Set problem —
Scan the data for "that" and copy the lines it appears in.

-- START OF Raw records --

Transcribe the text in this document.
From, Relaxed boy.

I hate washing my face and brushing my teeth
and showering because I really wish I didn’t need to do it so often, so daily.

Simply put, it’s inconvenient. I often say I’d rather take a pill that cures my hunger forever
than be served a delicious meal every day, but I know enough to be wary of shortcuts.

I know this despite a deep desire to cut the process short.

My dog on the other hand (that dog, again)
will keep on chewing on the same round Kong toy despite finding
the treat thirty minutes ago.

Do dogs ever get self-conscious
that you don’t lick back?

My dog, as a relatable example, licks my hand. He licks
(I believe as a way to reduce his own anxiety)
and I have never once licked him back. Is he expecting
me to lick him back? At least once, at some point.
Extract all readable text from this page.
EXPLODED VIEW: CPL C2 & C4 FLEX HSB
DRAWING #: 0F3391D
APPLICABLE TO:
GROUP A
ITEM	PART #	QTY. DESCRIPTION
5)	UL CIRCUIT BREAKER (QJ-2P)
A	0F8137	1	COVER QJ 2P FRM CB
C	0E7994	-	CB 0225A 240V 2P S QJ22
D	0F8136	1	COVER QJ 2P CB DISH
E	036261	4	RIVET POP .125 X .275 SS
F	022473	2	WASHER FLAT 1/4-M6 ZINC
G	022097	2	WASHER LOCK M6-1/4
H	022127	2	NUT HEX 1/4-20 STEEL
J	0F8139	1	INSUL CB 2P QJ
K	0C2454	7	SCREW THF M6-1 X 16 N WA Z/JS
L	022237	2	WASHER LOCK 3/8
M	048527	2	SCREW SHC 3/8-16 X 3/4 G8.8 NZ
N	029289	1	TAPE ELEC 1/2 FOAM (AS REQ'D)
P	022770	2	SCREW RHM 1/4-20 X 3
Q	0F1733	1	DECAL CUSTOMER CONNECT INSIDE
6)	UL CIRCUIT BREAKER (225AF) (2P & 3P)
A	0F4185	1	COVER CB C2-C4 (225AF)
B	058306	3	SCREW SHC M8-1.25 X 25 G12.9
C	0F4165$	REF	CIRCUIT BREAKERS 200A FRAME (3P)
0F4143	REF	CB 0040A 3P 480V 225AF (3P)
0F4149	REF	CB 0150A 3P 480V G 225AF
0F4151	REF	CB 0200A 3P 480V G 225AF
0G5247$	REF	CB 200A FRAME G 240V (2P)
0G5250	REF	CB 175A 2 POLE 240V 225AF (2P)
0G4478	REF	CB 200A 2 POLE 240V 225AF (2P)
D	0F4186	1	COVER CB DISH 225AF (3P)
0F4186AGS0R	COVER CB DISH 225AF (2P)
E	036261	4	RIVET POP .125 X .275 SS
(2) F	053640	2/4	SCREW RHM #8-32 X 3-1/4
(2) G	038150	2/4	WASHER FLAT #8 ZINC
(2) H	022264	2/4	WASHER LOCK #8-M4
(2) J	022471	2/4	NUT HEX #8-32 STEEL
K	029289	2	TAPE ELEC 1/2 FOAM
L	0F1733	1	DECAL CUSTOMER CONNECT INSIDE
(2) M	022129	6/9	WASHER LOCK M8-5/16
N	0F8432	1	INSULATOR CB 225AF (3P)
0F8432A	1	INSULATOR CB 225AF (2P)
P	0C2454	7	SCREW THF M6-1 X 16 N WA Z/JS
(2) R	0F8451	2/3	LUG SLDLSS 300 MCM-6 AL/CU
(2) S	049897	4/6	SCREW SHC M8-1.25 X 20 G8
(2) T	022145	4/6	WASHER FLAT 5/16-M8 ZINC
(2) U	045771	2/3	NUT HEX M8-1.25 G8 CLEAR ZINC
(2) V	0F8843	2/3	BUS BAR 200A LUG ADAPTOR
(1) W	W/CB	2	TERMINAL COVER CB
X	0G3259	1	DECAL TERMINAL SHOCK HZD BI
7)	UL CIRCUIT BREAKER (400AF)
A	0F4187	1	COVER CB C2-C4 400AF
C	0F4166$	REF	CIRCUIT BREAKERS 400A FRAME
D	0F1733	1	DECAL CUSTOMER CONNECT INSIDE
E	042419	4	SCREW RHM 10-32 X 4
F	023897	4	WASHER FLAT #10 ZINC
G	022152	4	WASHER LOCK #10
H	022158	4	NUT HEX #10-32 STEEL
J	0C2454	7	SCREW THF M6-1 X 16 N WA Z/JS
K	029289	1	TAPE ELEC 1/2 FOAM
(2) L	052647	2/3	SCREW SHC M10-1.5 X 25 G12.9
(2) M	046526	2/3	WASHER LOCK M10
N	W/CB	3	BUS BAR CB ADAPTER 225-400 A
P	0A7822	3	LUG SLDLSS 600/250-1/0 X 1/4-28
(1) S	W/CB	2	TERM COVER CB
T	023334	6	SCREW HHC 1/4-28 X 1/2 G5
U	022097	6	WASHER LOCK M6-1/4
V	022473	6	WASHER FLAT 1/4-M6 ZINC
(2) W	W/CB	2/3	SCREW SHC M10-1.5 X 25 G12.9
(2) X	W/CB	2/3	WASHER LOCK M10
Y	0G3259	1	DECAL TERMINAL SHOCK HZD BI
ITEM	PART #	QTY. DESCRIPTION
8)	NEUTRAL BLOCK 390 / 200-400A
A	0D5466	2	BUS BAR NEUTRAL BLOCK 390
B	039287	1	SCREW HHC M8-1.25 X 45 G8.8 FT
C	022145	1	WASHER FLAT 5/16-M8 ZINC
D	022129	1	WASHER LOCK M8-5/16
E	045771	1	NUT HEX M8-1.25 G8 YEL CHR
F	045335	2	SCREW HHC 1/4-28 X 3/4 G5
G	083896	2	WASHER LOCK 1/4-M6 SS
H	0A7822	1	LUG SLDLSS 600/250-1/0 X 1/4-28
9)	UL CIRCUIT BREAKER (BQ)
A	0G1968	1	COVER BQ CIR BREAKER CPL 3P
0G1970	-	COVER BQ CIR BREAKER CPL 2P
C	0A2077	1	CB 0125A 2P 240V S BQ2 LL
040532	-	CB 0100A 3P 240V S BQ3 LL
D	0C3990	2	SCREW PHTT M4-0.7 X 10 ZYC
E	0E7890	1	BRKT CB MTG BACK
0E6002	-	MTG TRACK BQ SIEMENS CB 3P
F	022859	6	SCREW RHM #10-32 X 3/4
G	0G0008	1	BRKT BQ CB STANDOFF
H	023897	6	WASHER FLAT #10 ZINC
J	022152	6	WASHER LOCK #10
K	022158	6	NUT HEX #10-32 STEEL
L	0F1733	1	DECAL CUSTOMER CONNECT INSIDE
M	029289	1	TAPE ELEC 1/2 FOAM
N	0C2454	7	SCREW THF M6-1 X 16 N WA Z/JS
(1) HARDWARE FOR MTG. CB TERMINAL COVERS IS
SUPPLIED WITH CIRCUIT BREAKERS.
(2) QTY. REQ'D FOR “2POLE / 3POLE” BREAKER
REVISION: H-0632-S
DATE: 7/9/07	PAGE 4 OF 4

-- END OF Raw records --

The response —
Simply put, it’s inconvenient. I often say I’d rather take a pill that cures my hunger forever
My dog on the other hand (that dog, again)
that you don’t lick back?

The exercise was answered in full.